▸ **TUGAS DAN LATIHAN**:
1. Jawablah pertanyaan berikut berdasarkan kutipan teks tentang siswa dan sastra Indonesia.
(a) Siapa nama Dekan Fakultas Sastra Universitas Kristen Indonesia (UKI) yang disebut dalam teks?
(b) Bahasa asing apa yang dipakai sistem pendidikan nasional terbaru untuk menggantikan bahasa Indonesia?
(c) Kelompok profesi apa yang, selain siswa, disebut tidak bisa menulis?
2. Sebutkan semua hal yang menurut kutipan teks tentang siswa dan sastra Indonesia mengalami "kekeringan" pada pelajar Indonesia.

▸ **KUTIPAN TEKS**:
+++

Fakta yang diungkapkan Taufiq Ismail ini semakin membenarkan asumsi bahwa selama ini kaum terpelajar negeri ini semakin jauh dari bahasa dan sastranya sendiri, bahasa dan sastra Indonesia—apatah lagi bahasa dan sastra daerah. Jangan heran jika kemampuan menulis siswa payah. Jangankan siswa, gurunya pun bukan kelompok profesi yang bisa menulis. Kondisi ini jelas sangat memprihatinkan mengingat peran sastra dalam kehidupan manusia tidak dapat disepelekan.
Dekan Fakultas Sastra Universitas Kristen Indonesia (UKI) Fajar S. Roekminto pun sampai kepada kesimpulan, pelajar-pelajar Indonesia, termasuk mahasiswa mengalami "kekeringan" imajinasi, gagasan, dan pemikiran. Masalahnya, (maha)siswa jauh dari dunia sastra, sebuah dunia yang sesungguhnya sangat menarik dan menawarkan keindahan sekaligus menyelami hidup dan kehidupan dalam dituangkan para sastrawan. Sastra juga melatih pembacanya (siswa) berpikir logis dan sistematis, sehingga kemudian memudahkan mereka berperan sebagai pemberi solusi (problem solving).
Kritik terhadap pola pembelajaran di sekolah—utamanya dalam bidang studi bahasa dan sastra Indonesia—adalah bagaimana siswa hampir-hampir tidak termotivasi untuk mengenal sastra apalagi menyelaminya. Apalagi sistem pendidikan nasional yang terbaru justru meminggirkan bahasa Indonesia karena "dianggap" tidak mampu menjadi bahasa sains dan berupaya menggantinya dengan bahasa asing (bahasa Inggris) yang "dianggap" lebih mampu menjelaskan sebuah ilmu pengetahuan. Semakin jauhlah siswa dengan bahasa dan sastra Indonesia.

+++

▸ **DATA TERSIMPAN**:
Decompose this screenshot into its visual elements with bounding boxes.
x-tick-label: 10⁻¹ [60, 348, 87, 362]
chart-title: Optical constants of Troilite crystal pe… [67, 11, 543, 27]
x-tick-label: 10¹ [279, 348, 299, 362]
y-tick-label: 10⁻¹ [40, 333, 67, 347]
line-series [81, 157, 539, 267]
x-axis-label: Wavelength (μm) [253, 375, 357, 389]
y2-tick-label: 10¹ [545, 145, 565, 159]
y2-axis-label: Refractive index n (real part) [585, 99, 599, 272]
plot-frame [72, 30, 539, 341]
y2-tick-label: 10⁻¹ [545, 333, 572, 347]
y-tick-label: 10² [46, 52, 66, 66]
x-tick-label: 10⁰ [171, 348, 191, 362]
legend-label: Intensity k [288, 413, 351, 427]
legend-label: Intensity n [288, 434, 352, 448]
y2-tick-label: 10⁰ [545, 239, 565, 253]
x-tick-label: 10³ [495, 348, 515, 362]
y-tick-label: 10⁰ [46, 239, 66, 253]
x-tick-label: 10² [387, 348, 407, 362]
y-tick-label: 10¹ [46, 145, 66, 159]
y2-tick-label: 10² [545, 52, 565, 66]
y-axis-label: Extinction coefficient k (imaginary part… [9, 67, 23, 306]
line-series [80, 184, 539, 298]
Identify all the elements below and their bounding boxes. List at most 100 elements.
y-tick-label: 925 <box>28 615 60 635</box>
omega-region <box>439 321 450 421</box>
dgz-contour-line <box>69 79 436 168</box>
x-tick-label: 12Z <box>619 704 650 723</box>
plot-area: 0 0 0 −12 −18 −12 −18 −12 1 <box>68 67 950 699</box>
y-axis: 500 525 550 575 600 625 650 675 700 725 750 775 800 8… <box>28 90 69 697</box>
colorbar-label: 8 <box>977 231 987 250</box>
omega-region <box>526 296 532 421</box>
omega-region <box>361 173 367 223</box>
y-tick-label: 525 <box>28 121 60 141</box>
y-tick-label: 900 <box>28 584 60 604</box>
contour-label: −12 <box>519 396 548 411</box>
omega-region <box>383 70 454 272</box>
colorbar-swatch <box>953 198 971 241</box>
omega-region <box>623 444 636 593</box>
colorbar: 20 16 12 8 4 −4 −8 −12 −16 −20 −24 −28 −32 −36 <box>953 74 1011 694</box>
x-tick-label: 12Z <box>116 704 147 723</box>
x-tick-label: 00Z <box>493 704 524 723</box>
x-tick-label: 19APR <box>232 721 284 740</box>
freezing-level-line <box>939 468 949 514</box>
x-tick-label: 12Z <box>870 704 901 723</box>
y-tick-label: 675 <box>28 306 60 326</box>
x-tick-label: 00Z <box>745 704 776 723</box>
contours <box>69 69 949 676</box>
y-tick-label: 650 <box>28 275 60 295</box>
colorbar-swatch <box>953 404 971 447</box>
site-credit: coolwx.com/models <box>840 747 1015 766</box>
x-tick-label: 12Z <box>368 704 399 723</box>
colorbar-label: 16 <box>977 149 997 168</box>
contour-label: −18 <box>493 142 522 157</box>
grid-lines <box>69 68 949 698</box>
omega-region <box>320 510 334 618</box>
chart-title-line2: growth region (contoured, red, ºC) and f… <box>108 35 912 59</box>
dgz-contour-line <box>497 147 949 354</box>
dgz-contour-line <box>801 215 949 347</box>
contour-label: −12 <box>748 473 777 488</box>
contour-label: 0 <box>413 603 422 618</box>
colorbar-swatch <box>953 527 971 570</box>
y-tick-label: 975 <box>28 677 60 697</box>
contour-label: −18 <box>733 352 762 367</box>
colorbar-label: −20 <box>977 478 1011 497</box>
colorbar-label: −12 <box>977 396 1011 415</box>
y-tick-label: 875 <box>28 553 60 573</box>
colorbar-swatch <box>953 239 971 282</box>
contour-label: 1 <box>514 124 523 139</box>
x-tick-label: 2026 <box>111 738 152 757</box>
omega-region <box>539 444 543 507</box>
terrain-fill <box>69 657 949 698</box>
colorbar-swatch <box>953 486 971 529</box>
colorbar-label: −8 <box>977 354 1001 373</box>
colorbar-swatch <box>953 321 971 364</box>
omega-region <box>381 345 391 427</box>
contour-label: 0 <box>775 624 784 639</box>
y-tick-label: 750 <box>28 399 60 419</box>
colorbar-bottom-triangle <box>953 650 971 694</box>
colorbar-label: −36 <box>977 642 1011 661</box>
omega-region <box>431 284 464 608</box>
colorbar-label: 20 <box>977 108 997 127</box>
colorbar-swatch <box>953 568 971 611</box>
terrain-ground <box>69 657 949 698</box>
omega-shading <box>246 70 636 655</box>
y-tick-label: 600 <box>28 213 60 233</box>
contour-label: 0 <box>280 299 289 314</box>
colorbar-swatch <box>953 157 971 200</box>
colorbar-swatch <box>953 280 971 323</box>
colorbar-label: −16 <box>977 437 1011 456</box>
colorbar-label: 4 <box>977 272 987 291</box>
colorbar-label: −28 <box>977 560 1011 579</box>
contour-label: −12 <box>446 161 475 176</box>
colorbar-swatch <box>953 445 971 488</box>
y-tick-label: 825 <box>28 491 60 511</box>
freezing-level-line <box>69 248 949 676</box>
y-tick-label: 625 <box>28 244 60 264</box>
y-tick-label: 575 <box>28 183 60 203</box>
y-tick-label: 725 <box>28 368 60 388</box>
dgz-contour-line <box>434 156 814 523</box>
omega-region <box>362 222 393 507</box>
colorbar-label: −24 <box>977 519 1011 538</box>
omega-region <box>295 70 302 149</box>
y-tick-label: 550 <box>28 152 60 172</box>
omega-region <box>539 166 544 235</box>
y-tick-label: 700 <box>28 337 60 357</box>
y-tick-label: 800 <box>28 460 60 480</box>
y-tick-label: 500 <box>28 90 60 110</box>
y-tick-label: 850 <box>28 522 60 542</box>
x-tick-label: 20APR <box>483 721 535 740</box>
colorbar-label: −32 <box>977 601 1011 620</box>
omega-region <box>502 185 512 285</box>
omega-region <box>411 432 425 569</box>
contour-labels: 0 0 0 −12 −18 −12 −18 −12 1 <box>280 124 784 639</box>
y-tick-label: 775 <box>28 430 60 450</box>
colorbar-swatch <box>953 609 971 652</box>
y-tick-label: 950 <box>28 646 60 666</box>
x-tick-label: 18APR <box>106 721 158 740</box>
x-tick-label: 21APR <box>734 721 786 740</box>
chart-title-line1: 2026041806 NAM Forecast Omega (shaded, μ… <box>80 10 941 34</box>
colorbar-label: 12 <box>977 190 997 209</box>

+++

▸ **JAWABAN BERURUTAN**:
1.
(a) Fajar S. Roekminto
(b) Bahasa Inggris
(c) Guru

2. Imajinasi, gagasan, dan pemikiran.